Raw data:
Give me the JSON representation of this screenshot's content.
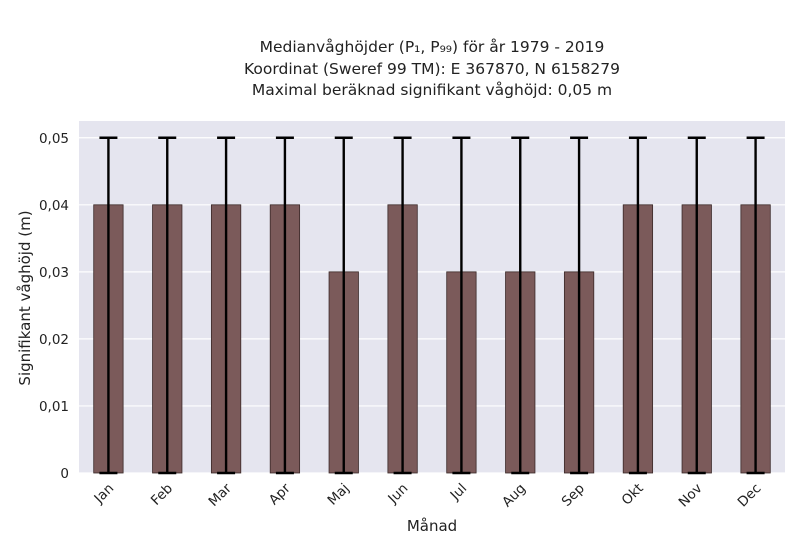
{
  "chart_data": {
    "type": "bar",
    "title_lines": [
      "Medianvåghöjder (P₁, P₉₉) för år 1979 - 2019",
      "Koordinat (Sweref 99 TM): E 367870, N 6158279",
      "Maximal beräknad signifikant våghöjd: 0,05 m"
    ],
    "xlabel": "Månad",
    "ylabel": "Signifikant våghöjd (m)",
    "categories": [
      "Jan",
      "Feb",
      "Mar",
      "Apr",
      "Maj",
      "Jun",
      "Jul",
      "Aug",
      "Sep",
      "Okt",
      "Nov",
      "Dec"
    ],
    "values": [
      0.04,
      0.04,
      0.04,
      0.04,
      0.03,
      0.04,
      0.03,
      0.03,
      0.03,
      0.04,
      0.04,
      0.04
    ],
    "error_low": [
      0,
      0,
      0,
      0,
      0,
      0,
      0,
      0,
      0,
      0,
      0,
      0
    ],
    "error_high": [
      0.05,
      0.05,
      0.05,
      0.05,
      0.05,
      0.05,
      0.05,
      0.05,
      0.05,
      0.05,
      0.05,
      0.05
    ],
    "ylim": [
      0,
      0.0525
    ],
    "yticks": [
      0,
      0.01,
      0.02,
      0.03,
      0.04,
      0.05
    ],
    "ytick_labels": [
      "0",
      "0,01",
      "0,02",
      "0,03",
      "0,04",
      "0,05"
    ],
    "grid": true,
    "colors": {
      "bar": "#7b5a5a",
      "bar_edge": "#3a2828",
      "errorbar": "#000000",
      "plot_background": "#e5e5ef",
      "grid": "#ffffff"
    }
  }
}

Requirement:
Exclude the pictures and repeat every other part of the records word for word.

Solved problem:
Give me the JSON representation of this screenshot's content.
{
  "chart_data": {
    "type": "bar",
    "title_lines": [
      "Medianvåghöjder (P₁, P₉₉) för år 1979 - 2019",
      "Koordinat (Sweref 99 TM): E 367870, N 6158279",
      "Maximal beräknad signifikant våghöjd: 0,05 m"
    ],
    "xlabel": "Månad",
    "ylabel": "Signifikant våghöjd (m)",
    "categories": [
      "Jan",
      "Feb",
      "Mar",
      "Apr",
      "Maj",
      "Jun",
      "Jul",
      "Aug",
      "Sep",
      "Okt",
      "Nov",
      "Dec"
    ],
    "values": [
      0.04,
      0.04,
      0.04,
      0.04,
      0.03,
      0.04,
      0.03,
      0.03,
      0.03,
      0.04,
      0.04,
      0.04
    ],
    "error_low": [
      0,
      0,
      0,
      0,
      0,
      0,
      0,
      0,
      0,
      0,
      0,
      0
    ],
    "error_high": [
      0.05,
      0.05,
      0.05,
      0.05,
      0.05,
      0.05,
      0.05,
      0.05,
      0.05,
      0.05,
      0.05,
      0.05
    ],
    "ylim": [
      0,
      0.0525
    ],
    "yticks": [
      0,
      0.01,
      0.02,
      0.03,
      0.04,
      0.05
    ],
    "ytick_labels": [
      "0",
      "0,01",
      "0,02",
      "0,03",
      "0,04",
      "0,05"
    ],
    "grid": true,
    "colors": {
      "bar": "#7b5a5a",
      "bar_edge": "#3a2828",
      "errorbar": "#000000",
      "plot_background": "#e5e5ef",
      "grid": "#ffffff"
    }
  }
}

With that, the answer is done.